§ **What the task requires**:
Each line that holds the word "placeholder" should be returned.

◇ ◇ ◇

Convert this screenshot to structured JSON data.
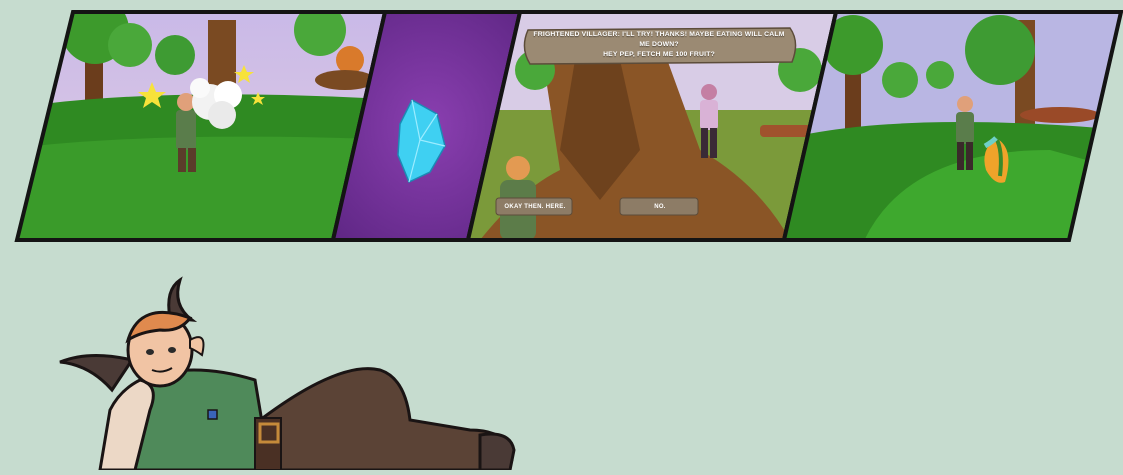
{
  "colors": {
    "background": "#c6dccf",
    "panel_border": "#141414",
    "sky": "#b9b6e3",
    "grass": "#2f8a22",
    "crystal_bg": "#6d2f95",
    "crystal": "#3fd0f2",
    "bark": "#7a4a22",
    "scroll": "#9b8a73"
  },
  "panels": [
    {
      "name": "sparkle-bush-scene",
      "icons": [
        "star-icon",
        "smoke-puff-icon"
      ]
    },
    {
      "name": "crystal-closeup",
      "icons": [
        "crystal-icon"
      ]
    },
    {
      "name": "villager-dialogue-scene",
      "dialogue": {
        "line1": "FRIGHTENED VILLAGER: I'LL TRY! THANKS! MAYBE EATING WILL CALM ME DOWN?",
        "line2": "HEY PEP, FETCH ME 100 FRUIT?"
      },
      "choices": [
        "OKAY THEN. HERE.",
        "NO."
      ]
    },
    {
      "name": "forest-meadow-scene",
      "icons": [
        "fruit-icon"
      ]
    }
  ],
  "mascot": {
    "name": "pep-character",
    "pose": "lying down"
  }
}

◇ ◇ ◇

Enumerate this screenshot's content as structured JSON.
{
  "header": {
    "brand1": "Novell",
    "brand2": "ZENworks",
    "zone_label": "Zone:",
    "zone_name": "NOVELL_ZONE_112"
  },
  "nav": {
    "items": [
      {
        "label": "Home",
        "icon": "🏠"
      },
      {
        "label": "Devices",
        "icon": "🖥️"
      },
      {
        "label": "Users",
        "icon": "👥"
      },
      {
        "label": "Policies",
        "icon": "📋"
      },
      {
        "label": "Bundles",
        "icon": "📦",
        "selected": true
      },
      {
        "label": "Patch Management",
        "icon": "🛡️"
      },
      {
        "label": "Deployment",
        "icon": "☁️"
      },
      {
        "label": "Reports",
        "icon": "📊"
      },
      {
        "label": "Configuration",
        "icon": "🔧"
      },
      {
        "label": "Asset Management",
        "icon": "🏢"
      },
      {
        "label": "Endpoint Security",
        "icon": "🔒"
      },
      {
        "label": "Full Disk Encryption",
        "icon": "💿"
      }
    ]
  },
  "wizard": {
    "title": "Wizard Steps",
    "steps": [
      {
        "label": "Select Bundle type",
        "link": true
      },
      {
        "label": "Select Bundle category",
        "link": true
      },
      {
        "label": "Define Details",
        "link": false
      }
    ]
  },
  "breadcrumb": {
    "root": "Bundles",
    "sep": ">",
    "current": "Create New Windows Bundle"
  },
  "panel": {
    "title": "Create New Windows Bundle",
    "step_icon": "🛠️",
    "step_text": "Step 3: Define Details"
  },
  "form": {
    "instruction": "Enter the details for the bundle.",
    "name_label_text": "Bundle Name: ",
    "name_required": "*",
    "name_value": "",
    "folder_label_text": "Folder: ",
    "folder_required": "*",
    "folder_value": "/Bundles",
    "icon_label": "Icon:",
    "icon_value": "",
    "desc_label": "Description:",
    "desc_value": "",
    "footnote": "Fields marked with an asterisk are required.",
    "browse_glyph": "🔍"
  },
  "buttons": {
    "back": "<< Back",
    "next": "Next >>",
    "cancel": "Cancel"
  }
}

◇ ◇ ◇

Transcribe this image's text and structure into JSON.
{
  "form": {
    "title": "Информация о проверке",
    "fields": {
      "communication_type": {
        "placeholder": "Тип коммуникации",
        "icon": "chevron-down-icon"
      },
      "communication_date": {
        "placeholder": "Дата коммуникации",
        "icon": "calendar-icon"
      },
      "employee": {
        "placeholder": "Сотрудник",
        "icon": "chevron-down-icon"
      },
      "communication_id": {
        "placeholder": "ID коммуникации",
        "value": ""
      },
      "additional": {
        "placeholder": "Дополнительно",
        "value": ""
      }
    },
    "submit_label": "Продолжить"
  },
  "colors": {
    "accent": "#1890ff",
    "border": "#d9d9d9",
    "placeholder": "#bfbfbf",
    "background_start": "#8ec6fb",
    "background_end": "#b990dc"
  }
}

◇ ◇ ◇

§ **Completed task**:
        "placeholder": "Тип коммуникации",
        "placeholder": "Дата коммуникации",
        "placeholder": "Сотрудник",
        "placeholder": "ID коммуникации",
        "placeholder": "Дополнительно",
    "placeholder": "#bfbfbf",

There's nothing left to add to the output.